__Provided data__:
- - - -

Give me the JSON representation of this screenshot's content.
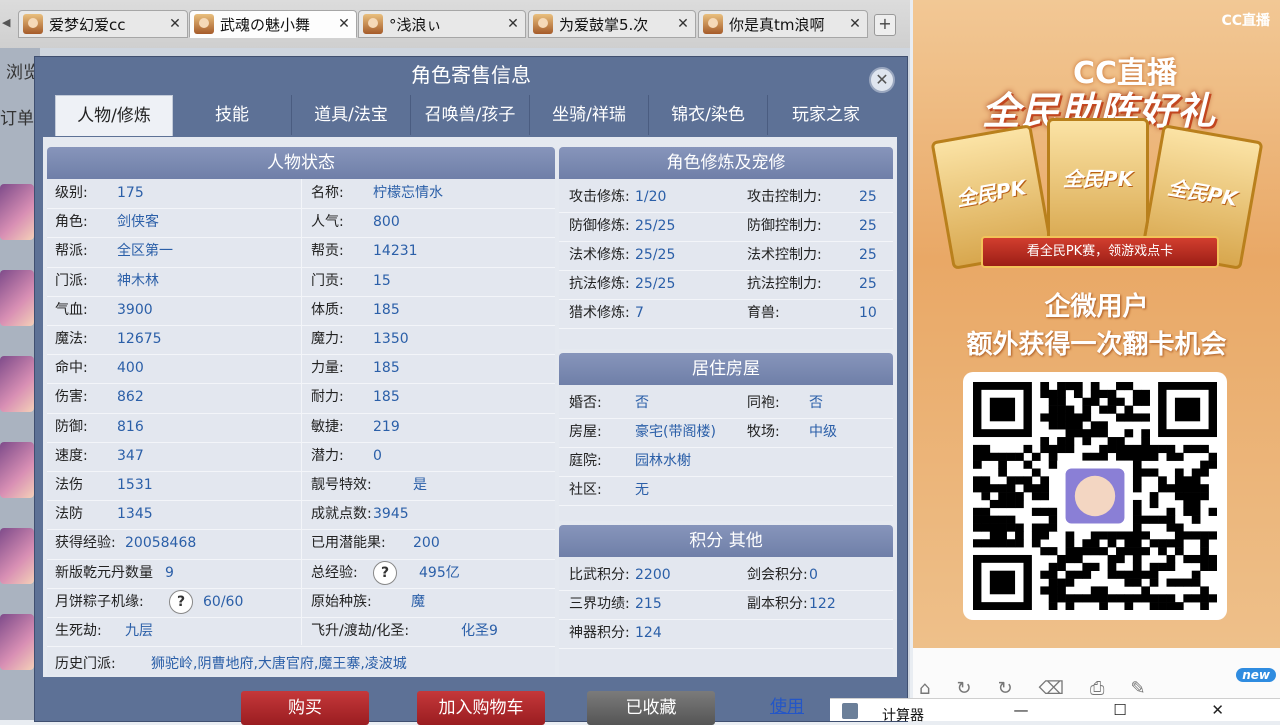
{
  "browser": {
    "tabs": [
      {
        "title": "爱梦幻爱cc",
        "close": "✕"
      },
      {
        "title": "武魂の魅小舞",
        "close": "✕"
      },
      {
        "title": "°浅浪ぃ",
        "close": "✕"
      },
      {
        "title": "为爱鼓掌5.次",
        "close": "✕"
      },
      {
        "title": "你是真tm浪啊",
        "close": "✕"
      }
    ],
    "add_tab": "+",
    "behind_text_1": "浏览",
    "behind_text_2": "订单"
  },
  "dialog": {
    "title": "角色寄售信息",
    "close": "✕",
    "tabs": [
      "人物/修炼",
      "技能",
      "道具/法宝",
      "召唤兽/孩子",
      "坐骑/祥瑞",
      "锦衣/染色",
      "玩家之家"
    ],
    "active_tab": "人物/修炼"
  },
  "status": {
    "header": "人物状态",
    "left": [
      {
        "label": "级别:",
        "value": "175"
      },
      {
        "label": "角色:",
        "value": "剑侠客"
      },
      {
        "label": "帮派:",
        "value": "全区第一"
      },
      {
        "label": "门派:",
        "value": "神木林"
      },
      {
        "label": "气血:",
        "value": "3900"
      },
      {
        "label": "魔法:",
        "value": "12675"
      },
      {
        "label": "命中:",
        "value": "400"
      },
      {
        "label": "伤害:",
        "value": "862"
      },
      {
        "label": "防御:",
        "value": "816"
      },
      {
        "label": "速度:",
        "value": "347"
      },
      {
        "label": "法伤",
        "value": "1531"
      },
      {
        "label": "法防",
        "value": "1345"
      },
      {
        "label": "获得经验:",
        "value": "20058468"
      },
      {
        "label": "新版乾元丹数量",
        "value": "9"
      },
      {
        "label": "月饼粽子机缘:",
        "value": "60/60"
      },
      {
        "label": "生死劫:",
        "value": "九层"
      }
    ],
    "right": [
      {
        "label": "名称:",
        "value": "柠檬忘情水"
      },
      {
        "label": "人气:",
        "value": "800"
      },
      {
        "label": "帮贡:",
        "value": "14231"
      },
      {
        "label": "门贡:",
        "value": "15"
      },
      {
        "label": "体质:",
        "value": "185"
      },
      {
        "label": "魔力:",
        "value": "1350"
      },
      {
        "label": "力量:",
        "value": "185"
      },
      {
        "label": "耐力:",
        "value": "185"
      },
      {
        "label": "敏捷:",
        "value": "219"
      },
      {
        "label": "潜力:",
        "value": "0"
      },
      {
        "label": "靓号特效:",
        "value": "是"
      },
      {
        "label": "成就点数:",
        "value": "3945"
      },
      {
        "label": "已用潜能果:",
        "value": "200"
      },
      {
        "label": "总经验:",
        "value": "495亿"
      },
      {
        "label": "原始种族:",
        "value": "魔"
      },
      {
        "label": "飞升/渡劫/化圣:",
        "value": "化圣9"
      }
    ],
    "history_label": "历史门派:",
    "history_value": "狮驼岭,阴曹地府,大唐官府,魔王寨,凌波城",
    "help": "?"
  },
  "cultivation": {
    "header": "角色修炼及宠修",
    "rows": [
      {
        "l1": "攻击修炼:",
        "v1": "1/20",
        "l2": "攻击控制力:",
        "v2": "25"
      },
      {
        "l1": "防御修炼:",
        "v1": "25/25",
        "l2": "防御控制力:",
        "v2": "25"
      },
      {
        "l1": "法术修炼:",
        "v1": "25/25",
        "l2": "法术控制力:",
        "v2": "25"
      },
      {
        "l1": "抗法修炼:",
        "v1": "25/25",
        "l2": "抗法控制力:",
        "v2": "25"
      },
      {
        "l1": "猎术修炼:",
        "v1": "7",
        "l2": "育兽:",
        "v2": "10"
      }
    ]
  },
  "housing": {
    "header": "居住房屋",
    "rows": [
      {
        "l1": "婚否:",
        "v1": "否",
        "l2": "同袍:",
        "v2": "否"
      },
      {
        "l1": "房屋:",
        "v1": "豪宅(带阁楼)",
        "l2": "牧场:",
        "v2": "中级"
      },
      {
        "l1": "庭院:",
        "v1": "园林水榭",
        "l2": "",
        "v2": ""
      },
      {
        "l1": "社区:",
        "v1": "无",
        "l2": "",
        "v2": ""
      }
    ]
  },
  "points": {
    "header": "积分 其他",
    "rows": [
      {
        "l1": "比武积分:",
        "v1": "2200",
        "l2": "剑会积分:",
        "v2": "0"
      },
      {
        "l1": "三界功绩:",
        "v1": "215",
        "l2": "副本积分:",
        "v2": "122"
      },
      {
        "l1": "神器积分:",
        "v1": "124",
        "l2": "",
        "v2": ""
      }
    ]
  },
  "actions": {
    "buy": "购买",
    "add_cart": "加入购物车",
    "favorited": "已收藏",
    "link": "使用"
  },
  "ad": {
    "brand": "CC直播",
    "brand_big": "CC直播",
    "headline": "全民助阵好礼",
    "card_text": "全民PK",
    "ribbon": "看全民PK赛，领游戏点卡",
    "line1": "企微用户",
    "line2": "额外获得一次翻卡机会",
    "badge": "new"
  },
  "taskbar": {
    "calculator": "计算器",
    "controls": "— ☐ ✕"
  },
  "colors": {
    "dialog_bg": "#5d7196",
    "panel_header": "#7b89b0",
    "value_blue": "#2b5fa8",
    "buy_red": "#b3262a",
    "disabled_gray": "#6b6b6b"
  }
}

- - - -

__Directions for this task__: Output the lines above in full and exactly as given, omitting any pictures.

__Answer to this problem__:
Give me the JSON representation of this screenshot's content.
{
  "browser": {
    "tabs": [
      {
        "title": "爱梦幻爱cc",
        "close": "✕"
      },
      {
        "title": "武魂の魅小舞",
        "close": "✕"
      },
      {
        "title": "°浅浪ぃ",
        "close": "✕"
      },
      {
        "title": "为爱鼓掌5.次",
        "close": "✕"
      },
      {
        "title": "你是真tm浪啊",
        "close": "✕"
      }
    ],
    "add_tab": "+",
    "behind_text_1": "浏览",
    "behind_text_2": "订单"
  },
  "dialog": {
    "title": "角色寄售信息",
    "close": "✕",
    "tabs": [
      "人物/修炼",
      "技能",
      "道具/法宝",
      "召唤兽/孩子",
      "坐骑/祥瑞",
      "锦衣/染色",
      "玩家之家"
    ],
    "active_tab": "人物/修炼"
  },
  "status": {
    "header": "人物状态",
    "left": [
      {
        "label": "级别:",
        "value": "175"
      },
      {
        "label": "角色:",
        "value": "剑侠客"
      },
      {
        "label": "帮派:",
        "value": "全区第一"
      },
      {
        "label": "门派:",
        "value": "神木林"
      },
      {
        "label": "气血:",
        "value": "3900"
      },
      {
        "label": "魔法:",
        "value": "12675"
      },
      {
        "label": "命中:",
        "value": "400"
      },
      {
        "label": "伤害:",
        "value": "862"
      },
      {
        "label": "防御:",
        "value": "816"
      },
      {
        "label": "速度:",
        "value": "347"
      },
      {
        "label": "法伤",
        "value": "1531"
      },
      {
        "label": "法防",
        "value": "1345"
      },
      {
        "label": "获得经验:",
        "value": "20058468"
      },
      {
        "label": "新版乾元丹数量",
        "value": "9"
      },
      {
        "label": "月饼粽子机缘:",
        "value": "60/60"
      },
      {
        "label": "生死劫:",
        "value": "九层"
      }
    ],
    "right": [
      {
        "label": "名称:",
        "value": "柠檬忘情水"
      },
      {
        "label": "人气:",
        "value": "800"
      },
      {
        "label": "帮贡:",
        "value": "14231"
      },
      {
        "label": "门贡:",
        "value": "15"
      },
      {
        "label": "体质:",
        "value": "185"
      },
      {
        "label": "魔力:",
        "value": "1350"
      },
      {
        "label": "力量:",
        "value": "185"
      },
      {
        "label": "耐力:",
        "value": "185"
      },
      {
        "label": "敏捷:",
        "value": "219"
      },
      {
        "label": "潜力:",
        "value": "0"
      },
      {
        "label": "靓号特效:",
        "value": "是"
      },
      {
        "label": "成就点数:",
        "value": "3945"
      },
      {
        "label": "已用潜能果:",
        "value": "200"
      },
      {
        "label": "总经验:",
        "value": "495亿"
      },
      {
        "label": "原始种族:",
        "value": "魔"
      },
      {
        "label": "飞升/渡劫/化圣:",
        "value": "化圣9"
      }
    ],
    "history_label": "历史门派:",
    "history_value": "狮驼岭,阴曹地府,大唐官府,魔王寨,凌波城",
    "help": "?"
  },
  "cultivation": {
    "header": "角色修炼及宠修",
    "rows": [
      {
        "l1": "攻击修炼:",
        "v1": "1/20",
        "l2": "攻击控制力:",
        "v2": "25"
      },
      {
        "l1": "防御修炼:",
        "v1": "25/25",
        "l2": "防御控制力:",
        "v2": "25"
      },
      {
        "l1": "法术修炼:",
        "v1": "25/25",
        "l2": "法术控制力:",
        "v2": "25"
      },
      {
        "l1": "抗法修炼:",
        "v1": "25/25",
        "l2": "抗法控制力:",
        "v2": "25"
      },
      {
        "l1": "猎术修炼:",
        "v1": "7",
        "l2": "育兽:",
        "v2": "10"
      }
    ]
  },
  "housing": {
    "header": "居住房屋",
    "rows": [
      {
        "l1": "婚否:",
        "v1": "否",
        "l2": "同袍:",
        "v2": "否"
      },
      {
        "l1": "房屋:",
        "v1": "豪宅(带阁楼)",
        "l2": "牧场:",
        "v2": "中级"
      },
      {
        "l1": "庭院:",
        "v1": "园林水榭",
        "l2": "",
        "v2": ""
      },
      {
        "l1": "社区:",
        "v1": "无",
        "l2": "",
        "v2": ""
      }
    ]
  },
  "points": {
    "header": "积分 其他",
    "rows": [
      {
        "l1": "比武积分:",
        "v1": "2200",
        "l2": "剑会积分:",
        "v2": "0"
      },
      {
        "l1": "三界功绩:",
        "v1": "215",
        "l2": "副本积分:",
        "v2": "122"
      },
      {
        "l1": "神器积分:",
        "v1": "124",
        "l2": "",
        "v2": ""
      }
    ]
  },
  "actions": {
    "buy": "购买",
    "add_cart": "加入购物车",
    "favorited": "已收藏",
    "link": "使用"
  },
  "ad": {
    "brand": "CC直播",
    "brand_big": "CC直播",
    "headline": "全民助阵好礼",
    "card_text": "全民PK",
    "ribbon": "看全民PK赛，领游戏点卡",
    "line1": "企微用户",
    "line2": "额外获得一次翻卡机会",
    "badge": "new"
  },
  "taskbar": {
    "calculator": "计算器",
    "controls": "— ☐ ✕"
  },
  "colors": {
    "dialog_bg": "#5d7196",
    "panel_header": "#7b89b0",
    "value_blue": "#2b5fa8",
    "buy_red": "#b3262a",
    "disabled_gray": "#6b6b6b"
  }
}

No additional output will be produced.